[Extracted data entries]
▼
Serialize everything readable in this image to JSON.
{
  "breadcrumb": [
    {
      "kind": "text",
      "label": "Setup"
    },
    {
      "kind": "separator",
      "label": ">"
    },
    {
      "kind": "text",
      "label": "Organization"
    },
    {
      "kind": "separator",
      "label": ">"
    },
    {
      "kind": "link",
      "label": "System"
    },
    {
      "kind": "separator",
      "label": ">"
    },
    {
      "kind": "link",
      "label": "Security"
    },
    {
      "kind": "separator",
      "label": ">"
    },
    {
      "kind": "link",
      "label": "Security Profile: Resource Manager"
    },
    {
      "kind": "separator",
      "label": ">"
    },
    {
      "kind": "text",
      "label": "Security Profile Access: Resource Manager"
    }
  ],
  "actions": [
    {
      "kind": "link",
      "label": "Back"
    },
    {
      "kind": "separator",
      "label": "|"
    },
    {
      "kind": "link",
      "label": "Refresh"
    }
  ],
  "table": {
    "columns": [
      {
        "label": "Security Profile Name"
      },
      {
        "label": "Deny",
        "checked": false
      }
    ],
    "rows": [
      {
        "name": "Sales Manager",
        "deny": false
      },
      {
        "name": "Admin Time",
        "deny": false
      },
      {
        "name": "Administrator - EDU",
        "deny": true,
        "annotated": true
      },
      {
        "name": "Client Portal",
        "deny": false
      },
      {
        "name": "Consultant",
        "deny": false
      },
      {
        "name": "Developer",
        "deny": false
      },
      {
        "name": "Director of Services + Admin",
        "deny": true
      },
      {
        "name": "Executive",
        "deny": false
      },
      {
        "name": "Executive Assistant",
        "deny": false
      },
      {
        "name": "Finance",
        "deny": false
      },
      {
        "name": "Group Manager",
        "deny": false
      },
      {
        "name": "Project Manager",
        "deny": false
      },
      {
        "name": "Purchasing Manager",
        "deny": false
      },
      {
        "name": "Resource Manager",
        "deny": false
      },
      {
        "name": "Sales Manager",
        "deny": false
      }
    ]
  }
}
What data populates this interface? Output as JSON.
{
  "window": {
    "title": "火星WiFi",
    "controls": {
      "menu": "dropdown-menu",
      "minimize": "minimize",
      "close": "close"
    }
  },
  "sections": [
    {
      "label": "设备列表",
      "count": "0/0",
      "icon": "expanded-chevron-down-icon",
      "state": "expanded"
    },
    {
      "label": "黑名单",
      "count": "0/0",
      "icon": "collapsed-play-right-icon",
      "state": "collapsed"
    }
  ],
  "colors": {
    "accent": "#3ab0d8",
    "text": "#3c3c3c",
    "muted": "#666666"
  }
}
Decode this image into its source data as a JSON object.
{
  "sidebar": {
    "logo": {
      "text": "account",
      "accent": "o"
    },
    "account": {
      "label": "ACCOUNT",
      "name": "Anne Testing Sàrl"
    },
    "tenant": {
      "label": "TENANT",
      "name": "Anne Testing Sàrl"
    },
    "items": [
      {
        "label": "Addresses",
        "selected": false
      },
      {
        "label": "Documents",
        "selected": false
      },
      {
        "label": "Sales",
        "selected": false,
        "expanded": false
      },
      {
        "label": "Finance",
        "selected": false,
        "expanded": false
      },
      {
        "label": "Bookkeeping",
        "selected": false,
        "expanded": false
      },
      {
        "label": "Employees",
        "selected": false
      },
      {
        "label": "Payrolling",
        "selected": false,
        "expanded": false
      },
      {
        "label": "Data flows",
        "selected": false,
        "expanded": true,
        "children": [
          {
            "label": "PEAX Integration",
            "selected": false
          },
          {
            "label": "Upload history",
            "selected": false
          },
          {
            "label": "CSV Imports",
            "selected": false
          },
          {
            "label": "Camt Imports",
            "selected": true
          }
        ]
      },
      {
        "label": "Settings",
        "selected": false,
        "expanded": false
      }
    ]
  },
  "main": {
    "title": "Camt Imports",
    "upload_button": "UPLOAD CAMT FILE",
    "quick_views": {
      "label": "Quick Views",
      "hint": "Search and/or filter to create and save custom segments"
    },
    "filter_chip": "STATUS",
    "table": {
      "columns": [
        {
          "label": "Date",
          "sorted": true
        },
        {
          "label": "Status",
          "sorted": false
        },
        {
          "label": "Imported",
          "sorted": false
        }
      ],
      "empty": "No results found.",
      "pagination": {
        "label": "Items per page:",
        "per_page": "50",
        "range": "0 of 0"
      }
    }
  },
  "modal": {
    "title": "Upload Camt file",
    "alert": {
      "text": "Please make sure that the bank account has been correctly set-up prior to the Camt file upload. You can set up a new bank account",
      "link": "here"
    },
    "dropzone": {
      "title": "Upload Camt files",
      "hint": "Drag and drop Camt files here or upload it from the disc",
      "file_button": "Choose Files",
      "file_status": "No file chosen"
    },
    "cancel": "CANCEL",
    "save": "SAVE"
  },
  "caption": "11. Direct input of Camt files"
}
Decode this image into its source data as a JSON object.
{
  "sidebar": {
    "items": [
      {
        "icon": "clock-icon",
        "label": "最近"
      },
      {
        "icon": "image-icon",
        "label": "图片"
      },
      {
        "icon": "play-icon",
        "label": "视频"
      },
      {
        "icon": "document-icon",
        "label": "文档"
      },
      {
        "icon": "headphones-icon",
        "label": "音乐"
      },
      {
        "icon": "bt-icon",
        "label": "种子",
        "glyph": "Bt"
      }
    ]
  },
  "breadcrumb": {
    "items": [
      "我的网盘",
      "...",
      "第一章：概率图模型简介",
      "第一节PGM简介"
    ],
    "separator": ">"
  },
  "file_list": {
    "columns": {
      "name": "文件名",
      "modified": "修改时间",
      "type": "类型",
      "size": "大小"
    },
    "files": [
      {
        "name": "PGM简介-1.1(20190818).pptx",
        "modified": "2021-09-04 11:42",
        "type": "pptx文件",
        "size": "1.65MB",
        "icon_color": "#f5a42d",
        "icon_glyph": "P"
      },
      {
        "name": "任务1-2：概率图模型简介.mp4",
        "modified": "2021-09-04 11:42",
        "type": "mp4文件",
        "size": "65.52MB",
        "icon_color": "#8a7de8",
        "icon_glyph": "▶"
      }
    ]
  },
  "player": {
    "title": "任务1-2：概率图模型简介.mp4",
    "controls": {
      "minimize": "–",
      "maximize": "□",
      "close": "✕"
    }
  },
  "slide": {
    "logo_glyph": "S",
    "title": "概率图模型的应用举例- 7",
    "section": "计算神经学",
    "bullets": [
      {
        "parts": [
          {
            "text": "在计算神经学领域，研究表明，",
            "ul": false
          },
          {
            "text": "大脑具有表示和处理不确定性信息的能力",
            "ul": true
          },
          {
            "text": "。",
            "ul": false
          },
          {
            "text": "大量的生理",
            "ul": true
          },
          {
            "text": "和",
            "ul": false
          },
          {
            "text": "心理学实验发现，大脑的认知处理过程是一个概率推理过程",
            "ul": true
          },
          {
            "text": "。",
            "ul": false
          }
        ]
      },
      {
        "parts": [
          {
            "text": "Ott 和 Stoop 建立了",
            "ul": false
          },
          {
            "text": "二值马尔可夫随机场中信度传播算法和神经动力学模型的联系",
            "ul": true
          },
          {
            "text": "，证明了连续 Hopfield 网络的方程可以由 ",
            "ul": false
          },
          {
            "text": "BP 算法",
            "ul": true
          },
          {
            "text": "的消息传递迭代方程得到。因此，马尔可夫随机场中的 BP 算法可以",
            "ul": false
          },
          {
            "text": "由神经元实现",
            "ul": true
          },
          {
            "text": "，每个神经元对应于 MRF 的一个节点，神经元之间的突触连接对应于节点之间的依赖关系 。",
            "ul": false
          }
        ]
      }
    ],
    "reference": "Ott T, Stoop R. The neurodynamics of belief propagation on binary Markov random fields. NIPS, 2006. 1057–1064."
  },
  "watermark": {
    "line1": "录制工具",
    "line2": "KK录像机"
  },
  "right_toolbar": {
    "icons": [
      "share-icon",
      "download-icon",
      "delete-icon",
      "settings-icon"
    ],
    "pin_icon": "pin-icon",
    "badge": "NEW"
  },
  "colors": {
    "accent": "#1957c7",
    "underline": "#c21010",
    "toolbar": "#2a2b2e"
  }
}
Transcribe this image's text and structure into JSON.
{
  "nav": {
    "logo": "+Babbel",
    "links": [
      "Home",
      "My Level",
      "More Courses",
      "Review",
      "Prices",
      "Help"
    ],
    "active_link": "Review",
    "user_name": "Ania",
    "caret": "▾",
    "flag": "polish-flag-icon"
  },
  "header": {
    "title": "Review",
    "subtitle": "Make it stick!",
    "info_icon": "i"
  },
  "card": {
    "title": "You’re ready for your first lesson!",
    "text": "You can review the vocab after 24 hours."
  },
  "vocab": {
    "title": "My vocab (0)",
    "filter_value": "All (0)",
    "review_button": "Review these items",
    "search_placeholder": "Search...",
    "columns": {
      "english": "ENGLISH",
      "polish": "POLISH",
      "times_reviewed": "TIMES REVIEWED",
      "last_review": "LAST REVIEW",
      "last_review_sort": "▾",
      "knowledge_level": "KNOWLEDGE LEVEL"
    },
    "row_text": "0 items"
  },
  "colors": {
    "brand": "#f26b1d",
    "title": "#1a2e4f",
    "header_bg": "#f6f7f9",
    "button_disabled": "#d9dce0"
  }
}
▲
Find each line in the records holding the string "save" and show it.

      "hint": "Search and/or filter to create and save custom segments"
    "save": "SAVE"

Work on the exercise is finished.